EXERCISE - Say how many lines contain "indigestion"; the answer is the number alone.

PROVIDED INFORMATION -

==============================

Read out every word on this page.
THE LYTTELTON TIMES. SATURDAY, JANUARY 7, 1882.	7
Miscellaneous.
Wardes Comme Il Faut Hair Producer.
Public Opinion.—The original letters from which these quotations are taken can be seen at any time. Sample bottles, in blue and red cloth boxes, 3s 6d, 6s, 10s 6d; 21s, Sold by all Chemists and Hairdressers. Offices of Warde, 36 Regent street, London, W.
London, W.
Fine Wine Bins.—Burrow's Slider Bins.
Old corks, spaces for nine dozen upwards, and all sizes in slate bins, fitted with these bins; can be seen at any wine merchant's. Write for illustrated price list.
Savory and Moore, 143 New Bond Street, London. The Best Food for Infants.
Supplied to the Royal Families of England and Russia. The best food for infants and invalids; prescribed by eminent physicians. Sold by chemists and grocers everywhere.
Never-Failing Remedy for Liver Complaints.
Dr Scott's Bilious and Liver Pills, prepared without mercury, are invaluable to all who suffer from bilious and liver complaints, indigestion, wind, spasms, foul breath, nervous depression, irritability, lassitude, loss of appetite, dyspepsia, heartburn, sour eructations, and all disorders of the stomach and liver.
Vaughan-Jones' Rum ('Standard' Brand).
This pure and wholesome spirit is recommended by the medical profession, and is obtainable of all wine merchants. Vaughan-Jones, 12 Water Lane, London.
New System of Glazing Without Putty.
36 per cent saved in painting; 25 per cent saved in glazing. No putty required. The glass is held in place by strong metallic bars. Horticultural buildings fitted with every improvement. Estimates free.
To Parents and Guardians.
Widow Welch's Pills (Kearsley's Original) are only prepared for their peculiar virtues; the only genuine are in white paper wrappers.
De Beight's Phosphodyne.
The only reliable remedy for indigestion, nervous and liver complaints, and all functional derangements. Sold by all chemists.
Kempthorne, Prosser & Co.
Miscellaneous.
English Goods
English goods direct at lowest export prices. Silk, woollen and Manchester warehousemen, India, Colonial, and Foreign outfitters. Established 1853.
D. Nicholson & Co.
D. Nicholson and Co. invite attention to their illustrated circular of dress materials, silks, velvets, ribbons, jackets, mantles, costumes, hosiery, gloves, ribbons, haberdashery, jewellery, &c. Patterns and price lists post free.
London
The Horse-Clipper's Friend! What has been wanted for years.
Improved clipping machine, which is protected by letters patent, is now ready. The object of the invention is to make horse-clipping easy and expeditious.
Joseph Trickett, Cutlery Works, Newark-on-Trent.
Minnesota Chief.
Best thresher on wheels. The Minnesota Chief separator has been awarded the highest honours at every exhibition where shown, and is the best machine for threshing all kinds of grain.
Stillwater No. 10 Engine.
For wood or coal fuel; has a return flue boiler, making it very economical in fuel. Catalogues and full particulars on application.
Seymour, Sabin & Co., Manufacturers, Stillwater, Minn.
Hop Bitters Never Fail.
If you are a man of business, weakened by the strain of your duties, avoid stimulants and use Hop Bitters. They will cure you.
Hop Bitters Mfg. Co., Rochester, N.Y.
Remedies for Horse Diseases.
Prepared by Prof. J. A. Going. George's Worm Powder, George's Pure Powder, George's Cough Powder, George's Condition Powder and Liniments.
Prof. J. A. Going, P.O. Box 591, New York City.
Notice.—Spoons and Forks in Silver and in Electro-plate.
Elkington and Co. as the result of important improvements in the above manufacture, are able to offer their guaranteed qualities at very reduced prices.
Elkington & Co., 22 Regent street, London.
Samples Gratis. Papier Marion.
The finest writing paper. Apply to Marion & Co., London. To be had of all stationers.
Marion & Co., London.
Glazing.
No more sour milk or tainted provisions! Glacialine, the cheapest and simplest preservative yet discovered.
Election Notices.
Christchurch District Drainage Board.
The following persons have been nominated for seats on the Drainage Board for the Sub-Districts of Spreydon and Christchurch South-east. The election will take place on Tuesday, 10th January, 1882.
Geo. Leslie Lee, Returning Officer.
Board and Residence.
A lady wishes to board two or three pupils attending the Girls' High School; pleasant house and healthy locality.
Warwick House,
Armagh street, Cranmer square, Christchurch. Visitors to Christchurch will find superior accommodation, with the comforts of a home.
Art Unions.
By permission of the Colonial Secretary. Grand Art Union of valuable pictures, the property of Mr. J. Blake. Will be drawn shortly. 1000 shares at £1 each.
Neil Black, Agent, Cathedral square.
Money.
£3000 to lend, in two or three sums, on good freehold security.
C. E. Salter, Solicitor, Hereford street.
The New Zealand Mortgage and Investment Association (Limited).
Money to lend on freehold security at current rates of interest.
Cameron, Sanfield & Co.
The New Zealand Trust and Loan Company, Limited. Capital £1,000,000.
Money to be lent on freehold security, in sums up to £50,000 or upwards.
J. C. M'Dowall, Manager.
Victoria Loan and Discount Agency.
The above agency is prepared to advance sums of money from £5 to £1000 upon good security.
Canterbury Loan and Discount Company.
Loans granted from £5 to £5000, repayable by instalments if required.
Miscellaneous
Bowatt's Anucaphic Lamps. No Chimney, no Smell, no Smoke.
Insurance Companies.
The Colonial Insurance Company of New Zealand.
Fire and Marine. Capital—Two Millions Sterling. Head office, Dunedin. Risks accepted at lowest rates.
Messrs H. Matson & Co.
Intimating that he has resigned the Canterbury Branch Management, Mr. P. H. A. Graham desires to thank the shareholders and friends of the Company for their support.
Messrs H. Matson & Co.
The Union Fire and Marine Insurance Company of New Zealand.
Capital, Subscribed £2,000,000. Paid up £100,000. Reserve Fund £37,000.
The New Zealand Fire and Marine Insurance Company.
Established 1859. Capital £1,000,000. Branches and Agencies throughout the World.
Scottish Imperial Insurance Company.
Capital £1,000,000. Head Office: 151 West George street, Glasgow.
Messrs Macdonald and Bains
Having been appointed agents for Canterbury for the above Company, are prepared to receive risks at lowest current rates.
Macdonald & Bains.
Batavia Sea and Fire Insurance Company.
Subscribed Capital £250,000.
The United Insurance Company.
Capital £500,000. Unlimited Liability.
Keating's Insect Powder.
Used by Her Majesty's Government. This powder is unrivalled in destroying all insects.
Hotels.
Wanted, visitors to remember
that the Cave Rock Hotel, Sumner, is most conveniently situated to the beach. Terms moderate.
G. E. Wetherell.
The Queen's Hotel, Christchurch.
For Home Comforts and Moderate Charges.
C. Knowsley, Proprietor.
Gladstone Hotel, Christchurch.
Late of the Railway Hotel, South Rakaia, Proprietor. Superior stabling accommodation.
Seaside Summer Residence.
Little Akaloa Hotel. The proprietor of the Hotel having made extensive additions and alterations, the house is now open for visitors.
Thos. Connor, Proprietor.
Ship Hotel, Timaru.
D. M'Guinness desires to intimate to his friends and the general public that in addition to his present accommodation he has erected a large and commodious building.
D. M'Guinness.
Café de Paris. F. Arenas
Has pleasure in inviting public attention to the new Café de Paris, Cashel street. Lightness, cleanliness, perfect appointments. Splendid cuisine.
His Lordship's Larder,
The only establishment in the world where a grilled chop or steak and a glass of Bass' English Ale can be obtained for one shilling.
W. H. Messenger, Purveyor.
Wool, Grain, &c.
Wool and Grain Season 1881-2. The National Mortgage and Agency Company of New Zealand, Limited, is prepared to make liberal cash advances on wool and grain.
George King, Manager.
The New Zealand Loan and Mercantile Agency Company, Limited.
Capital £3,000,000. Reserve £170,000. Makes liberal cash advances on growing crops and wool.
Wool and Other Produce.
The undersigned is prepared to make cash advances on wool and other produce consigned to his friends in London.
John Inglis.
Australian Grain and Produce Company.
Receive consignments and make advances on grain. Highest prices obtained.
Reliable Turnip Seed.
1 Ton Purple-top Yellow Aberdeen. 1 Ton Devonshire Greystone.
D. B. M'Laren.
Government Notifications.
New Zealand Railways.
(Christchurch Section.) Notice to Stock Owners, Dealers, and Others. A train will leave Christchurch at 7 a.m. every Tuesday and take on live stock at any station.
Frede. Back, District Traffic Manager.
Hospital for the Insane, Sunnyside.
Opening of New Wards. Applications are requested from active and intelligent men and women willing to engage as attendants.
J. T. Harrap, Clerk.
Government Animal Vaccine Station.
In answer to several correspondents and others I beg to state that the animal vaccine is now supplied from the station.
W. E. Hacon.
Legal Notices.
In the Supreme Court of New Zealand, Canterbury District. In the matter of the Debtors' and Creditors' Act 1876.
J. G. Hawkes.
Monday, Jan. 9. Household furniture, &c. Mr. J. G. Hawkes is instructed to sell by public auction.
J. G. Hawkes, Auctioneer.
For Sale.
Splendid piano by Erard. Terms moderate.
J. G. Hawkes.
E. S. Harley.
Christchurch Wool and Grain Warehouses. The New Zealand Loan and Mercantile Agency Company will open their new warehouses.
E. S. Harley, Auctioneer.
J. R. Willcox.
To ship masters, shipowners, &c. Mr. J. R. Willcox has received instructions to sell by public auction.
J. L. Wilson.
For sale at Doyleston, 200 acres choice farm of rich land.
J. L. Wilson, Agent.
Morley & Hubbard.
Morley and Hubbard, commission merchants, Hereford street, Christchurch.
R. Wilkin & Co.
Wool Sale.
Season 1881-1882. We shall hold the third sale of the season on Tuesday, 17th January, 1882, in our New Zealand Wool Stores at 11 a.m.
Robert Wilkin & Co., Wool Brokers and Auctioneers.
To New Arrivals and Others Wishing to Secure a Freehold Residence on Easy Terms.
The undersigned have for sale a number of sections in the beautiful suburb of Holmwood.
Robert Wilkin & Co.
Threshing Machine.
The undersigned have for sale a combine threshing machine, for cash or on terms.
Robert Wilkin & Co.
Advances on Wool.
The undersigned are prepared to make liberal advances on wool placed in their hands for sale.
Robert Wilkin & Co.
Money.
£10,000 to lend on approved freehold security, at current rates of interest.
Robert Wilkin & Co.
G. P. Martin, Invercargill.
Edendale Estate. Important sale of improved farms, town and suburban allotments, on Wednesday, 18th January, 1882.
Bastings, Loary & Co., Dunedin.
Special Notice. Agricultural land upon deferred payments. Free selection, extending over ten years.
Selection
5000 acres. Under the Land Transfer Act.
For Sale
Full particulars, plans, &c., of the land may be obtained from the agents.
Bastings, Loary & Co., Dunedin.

==============================

EXERCISE SOLUTION - 2